* _What the task requires_: The listing below is the input. Say how many of its lines contain "الأقل", giving the number alone.

* _Data entries_:
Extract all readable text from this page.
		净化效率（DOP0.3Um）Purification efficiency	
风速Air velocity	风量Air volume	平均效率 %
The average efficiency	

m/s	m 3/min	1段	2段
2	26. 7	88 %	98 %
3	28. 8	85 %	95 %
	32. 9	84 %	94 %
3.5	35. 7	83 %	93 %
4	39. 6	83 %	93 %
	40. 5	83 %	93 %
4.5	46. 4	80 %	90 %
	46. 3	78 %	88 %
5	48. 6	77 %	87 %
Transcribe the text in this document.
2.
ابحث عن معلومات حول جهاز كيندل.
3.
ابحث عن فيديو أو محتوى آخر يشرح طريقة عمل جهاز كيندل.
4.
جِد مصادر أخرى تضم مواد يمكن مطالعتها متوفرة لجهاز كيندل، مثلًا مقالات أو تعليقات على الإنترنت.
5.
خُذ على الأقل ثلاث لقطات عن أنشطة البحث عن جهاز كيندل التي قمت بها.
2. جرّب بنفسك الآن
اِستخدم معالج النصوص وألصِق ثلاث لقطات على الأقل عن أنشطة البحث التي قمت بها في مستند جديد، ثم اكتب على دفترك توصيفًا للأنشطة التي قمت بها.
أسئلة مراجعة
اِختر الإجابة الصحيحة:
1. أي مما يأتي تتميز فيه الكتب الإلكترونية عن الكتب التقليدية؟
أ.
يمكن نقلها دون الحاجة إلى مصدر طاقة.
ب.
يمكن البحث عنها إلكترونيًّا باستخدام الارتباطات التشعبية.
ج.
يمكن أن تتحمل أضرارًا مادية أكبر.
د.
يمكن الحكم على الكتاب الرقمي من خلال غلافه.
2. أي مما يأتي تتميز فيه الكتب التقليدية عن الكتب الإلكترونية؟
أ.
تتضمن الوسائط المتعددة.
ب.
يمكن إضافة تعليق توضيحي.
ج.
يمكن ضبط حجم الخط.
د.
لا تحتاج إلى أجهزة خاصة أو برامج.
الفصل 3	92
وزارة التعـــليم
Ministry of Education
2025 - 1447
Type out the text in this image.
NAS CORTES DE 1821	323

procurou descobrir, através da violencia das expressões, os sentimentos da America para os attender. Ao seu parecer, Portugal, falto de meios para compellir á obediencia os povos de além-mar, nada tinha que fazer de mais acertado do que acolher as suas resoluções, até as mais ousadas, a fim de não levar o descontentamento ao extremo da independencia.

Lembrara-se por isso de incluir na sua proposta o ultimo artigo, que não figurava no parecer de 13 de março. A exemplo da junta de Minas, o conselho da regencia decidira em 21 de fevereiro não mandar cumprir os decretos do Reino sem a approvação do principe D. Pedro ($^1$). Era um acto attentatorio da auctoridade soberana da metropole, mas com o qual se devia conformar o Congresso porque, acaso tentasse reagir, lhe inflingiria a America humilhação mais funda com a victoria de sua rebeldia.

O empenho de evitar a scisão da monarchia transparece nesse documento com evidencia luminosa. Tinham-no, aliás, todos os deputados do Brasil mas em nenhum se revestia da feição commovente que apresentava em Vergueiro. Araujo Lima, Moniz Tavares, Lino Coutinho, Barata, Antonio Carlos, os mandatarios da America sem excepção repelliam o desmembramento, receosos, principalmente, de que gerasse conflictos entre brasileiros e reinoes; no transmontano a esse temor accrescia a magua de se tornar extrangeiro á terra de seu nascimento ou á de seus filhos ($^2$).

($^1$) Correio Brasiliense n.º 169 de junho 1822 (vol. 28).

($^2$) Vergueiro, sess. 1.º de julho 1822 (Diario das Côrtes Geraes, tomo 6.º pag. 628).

* _The result_: 2